### WHAT IS NEEDED
Report only the number of lines that hold the word "руками".

[Collected data]
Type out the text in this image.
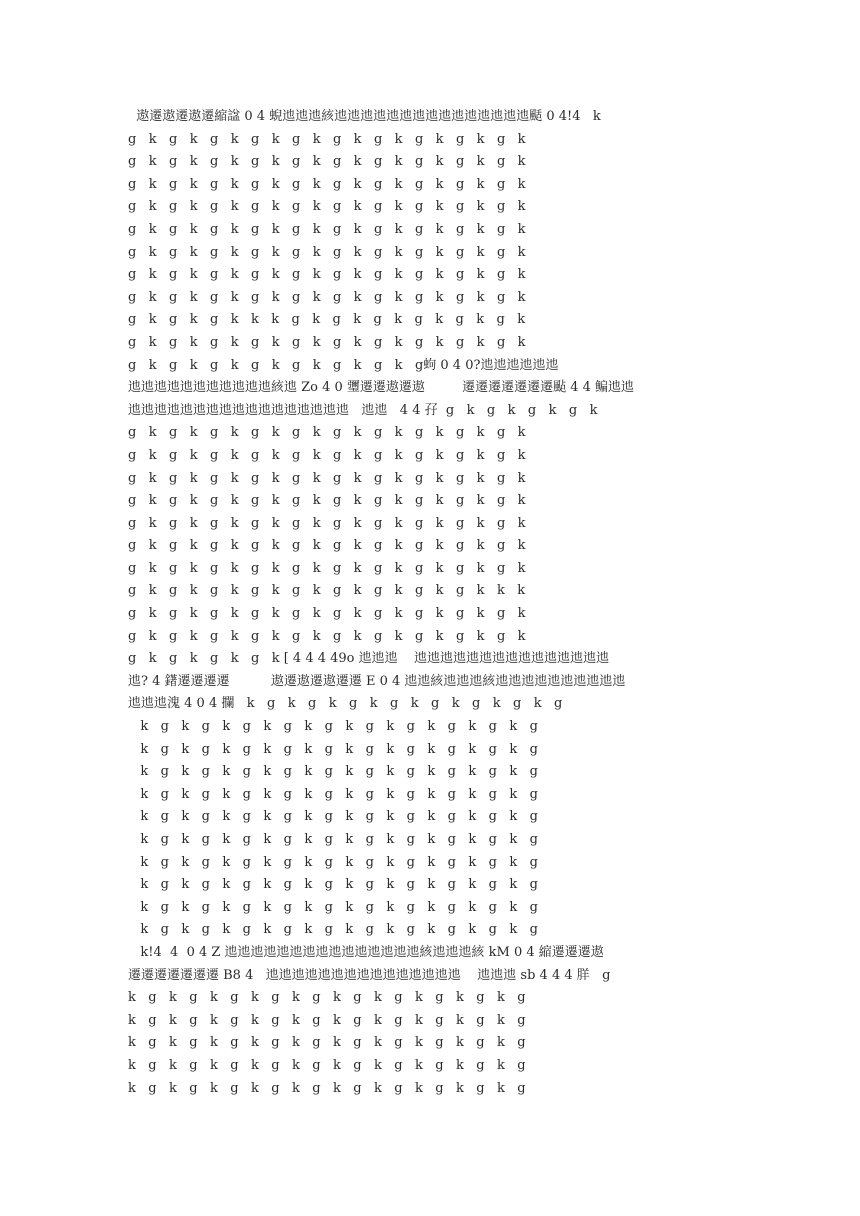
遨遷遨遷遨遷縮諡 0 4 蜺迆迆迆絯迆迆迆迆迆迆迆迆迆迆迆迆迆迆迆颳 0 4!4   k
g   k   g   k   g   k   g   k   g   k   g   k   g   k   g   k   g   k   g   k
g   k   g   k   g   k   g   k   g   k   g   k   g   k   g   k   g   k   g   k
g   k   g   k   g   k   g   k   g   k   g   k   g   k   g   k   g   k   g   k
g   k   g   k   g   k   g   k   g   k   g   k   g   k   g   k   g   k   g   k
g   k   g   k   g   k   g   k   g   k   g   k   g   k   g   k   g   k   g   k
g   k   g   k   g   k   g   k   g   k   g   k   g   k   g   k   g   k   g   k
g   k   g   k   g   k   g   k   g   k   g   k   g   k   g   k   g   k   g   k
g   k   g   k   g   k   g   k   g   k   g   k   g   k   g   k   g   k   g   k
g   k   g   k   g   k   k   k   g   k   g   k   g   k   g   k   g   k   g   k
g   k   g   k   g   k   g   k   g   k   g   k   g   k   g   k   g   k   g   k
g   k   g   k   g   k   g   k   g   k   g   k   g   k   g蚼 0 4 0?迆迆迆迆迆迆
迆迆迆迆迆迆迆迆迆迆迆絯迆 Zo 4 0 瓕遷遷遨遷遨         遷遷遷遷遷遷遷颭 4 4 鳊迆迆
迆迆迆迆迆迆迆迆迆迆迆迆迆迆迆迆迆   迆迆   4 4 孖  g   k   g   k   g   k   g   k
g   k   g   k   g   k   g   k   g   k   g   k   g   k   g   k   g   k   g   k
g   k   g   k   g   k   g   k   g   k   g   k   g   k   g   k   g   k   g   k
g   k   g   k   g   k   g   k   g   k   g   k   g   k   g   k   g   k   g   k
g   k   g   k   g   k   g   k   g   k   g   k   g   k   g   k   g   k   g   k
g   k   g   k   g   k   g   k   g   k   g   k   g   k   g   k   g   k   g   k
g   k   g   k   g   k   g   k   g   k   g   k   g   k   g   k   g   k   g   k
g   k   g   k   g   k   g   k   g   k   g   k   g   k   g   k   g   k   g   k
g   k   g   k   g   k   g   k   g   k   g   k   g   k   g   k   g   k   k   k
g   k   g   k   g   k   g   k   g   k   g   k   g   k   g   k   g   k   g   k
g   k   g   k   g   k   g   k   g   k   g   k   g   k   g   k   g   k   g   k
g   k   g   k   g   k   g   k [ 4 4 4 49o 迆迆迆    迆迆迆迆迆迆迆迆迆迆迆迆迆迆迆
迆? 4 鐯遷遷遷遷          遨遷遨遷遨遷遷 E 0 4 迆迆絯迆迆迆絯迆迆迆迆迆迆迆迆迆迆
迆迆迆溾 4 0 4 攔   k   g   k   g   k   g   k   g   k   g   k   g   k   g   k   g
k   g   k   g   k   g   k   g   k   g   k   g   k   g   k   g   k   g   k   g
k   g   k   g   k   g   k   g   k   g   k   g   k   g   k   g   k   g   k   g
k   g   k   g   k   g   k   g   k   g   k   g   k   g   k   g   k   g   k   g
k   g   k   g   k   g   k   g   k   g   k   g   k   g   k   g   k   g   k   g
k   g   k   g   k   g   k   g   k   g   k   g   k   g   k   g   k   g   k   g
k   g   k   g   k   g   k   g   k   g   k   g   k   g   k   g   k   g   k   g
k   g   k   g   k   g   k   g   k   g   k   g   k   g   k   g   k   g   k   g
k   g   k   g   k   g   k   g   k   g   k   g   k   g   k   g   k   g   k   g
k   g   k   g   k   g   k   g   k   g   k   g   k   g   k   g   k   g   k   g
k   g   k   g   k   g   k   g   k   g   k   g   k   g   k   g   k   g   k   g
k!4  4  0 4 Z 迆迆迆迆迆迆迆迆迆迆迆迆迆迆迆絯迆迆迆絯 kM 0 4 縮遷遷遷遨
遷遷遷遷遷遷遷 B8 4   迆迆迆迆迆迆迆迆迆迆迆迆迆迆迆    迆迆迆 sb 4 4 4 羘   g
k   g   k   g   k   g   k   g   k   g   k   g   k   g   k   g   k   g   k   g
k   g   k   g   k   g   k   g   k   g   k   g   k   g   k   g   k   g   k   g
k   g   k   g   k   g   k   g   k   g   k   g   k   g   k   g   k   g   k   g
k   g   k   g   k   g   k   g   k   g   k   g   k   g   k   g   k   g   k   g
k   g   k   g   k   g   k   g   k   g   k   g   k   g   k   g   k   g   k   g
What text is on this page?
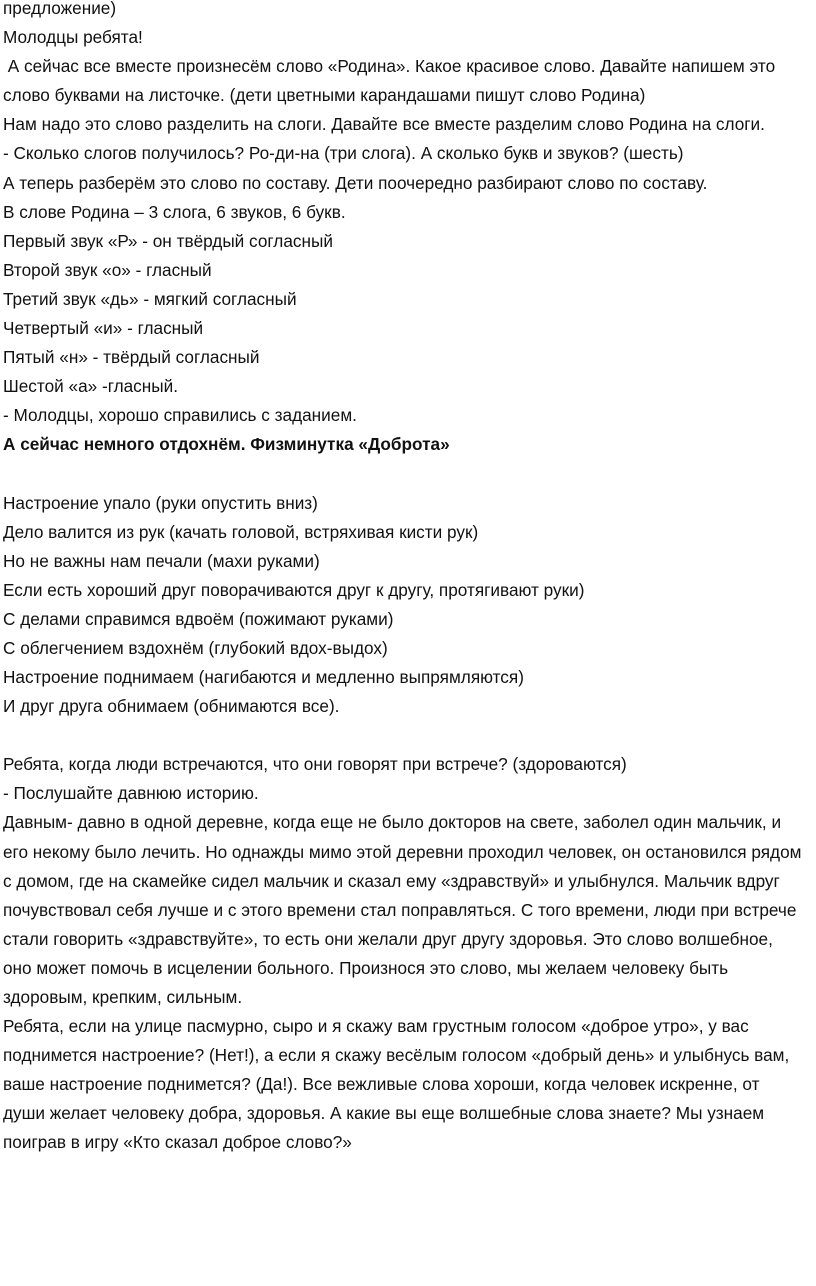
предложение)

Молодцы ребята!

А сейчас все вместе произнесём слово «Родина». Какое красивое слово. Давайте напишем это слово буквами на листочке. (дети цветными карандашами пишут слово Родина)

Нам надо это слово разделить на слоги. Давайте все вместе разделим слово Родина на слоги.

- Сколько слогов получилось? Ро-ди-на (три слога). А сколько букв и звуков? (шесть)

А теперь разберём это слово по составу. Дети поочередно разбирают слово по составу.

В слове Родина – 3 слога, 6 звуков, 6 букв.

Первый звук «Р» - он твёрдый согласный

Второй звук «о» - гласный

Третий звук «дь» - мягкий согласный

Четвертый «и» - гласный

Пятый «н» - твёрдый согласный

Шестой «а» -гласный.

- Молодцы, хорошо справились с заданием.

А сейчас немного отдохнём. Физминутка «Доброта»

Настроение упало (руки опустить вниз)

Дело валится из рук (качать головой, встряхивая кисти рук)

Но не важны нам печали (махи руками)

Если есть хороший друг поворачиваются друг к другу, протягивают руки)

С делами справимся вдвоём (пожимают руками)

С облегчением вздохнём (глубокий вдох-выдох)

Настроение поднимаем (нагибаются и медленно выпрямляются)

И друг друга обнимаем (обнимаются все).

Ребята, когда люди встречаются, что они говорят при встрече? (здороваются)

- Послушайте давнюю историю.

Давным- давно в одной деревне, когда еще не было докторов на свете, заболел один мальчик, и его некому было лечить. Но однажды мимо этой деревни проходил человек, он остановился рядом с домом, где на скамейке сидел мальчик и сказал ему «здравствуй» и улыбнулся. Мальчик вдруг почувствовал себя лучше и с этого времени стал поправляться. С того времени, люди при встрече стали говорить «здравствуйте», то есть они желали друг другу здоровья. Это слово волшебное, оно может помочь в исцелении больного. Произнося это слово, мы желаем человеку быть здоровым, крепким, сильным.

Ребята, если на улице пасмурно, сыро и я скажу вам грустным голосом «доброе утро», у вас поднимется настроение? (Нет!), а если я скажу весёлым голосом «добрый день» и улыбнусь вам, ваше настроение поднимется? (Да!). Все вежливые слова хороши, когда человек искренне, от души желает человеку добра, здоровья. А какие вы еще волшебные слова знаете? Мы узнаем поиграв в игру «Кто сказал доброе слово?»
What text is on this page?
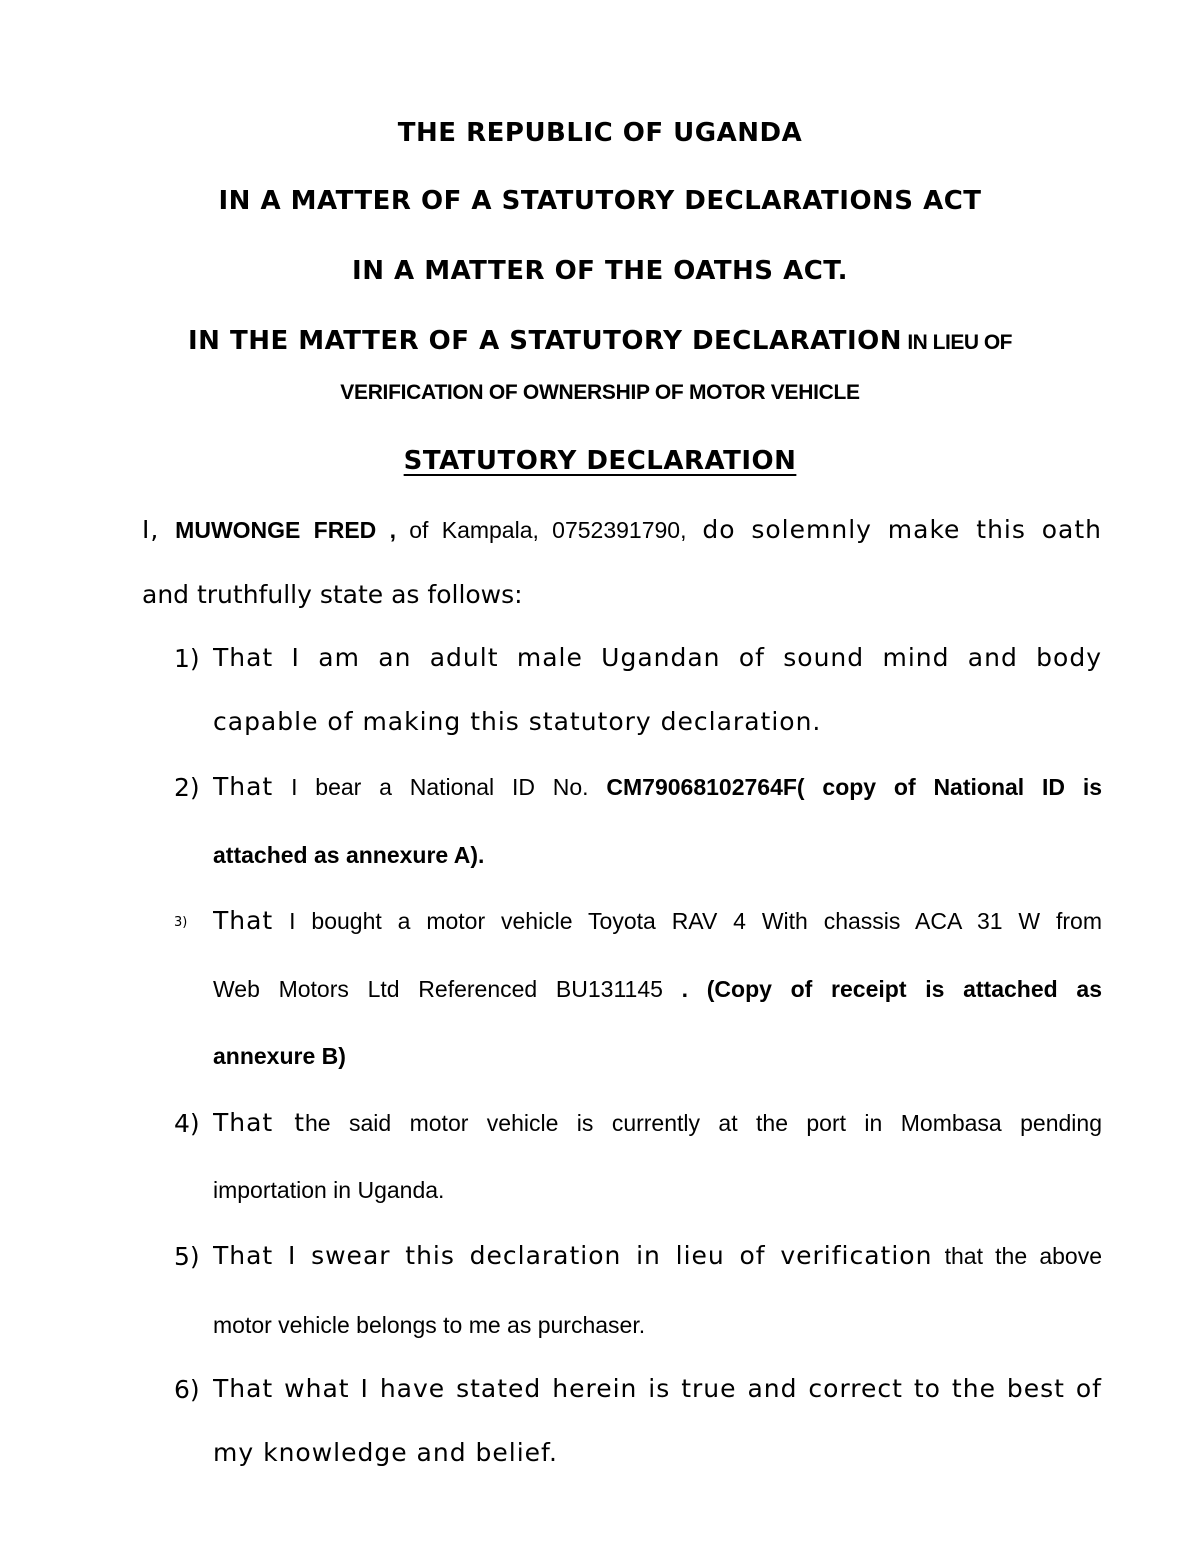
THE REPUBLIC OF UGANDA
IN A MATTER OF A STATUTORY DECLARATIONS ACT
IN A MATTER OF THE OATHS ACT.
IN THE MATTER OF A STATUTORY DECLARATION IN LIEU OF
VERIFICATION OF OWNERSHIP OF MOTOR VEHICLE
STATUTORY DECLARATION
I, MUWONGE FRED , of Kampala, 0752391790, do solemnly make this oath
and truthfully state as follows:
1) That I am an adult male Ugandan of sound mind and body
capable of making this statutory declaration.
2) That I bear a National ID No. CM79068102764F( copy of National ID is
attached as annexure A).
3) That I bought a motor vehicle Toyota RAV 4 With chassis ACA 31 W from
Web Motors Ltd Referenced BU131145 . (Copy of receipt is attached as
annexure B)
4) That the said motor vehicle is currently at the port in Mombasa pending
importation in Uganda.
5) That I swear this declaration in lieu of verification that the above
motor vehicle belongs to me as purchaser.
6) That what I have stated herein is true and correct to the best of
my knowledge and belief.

### RESULT BELOW
2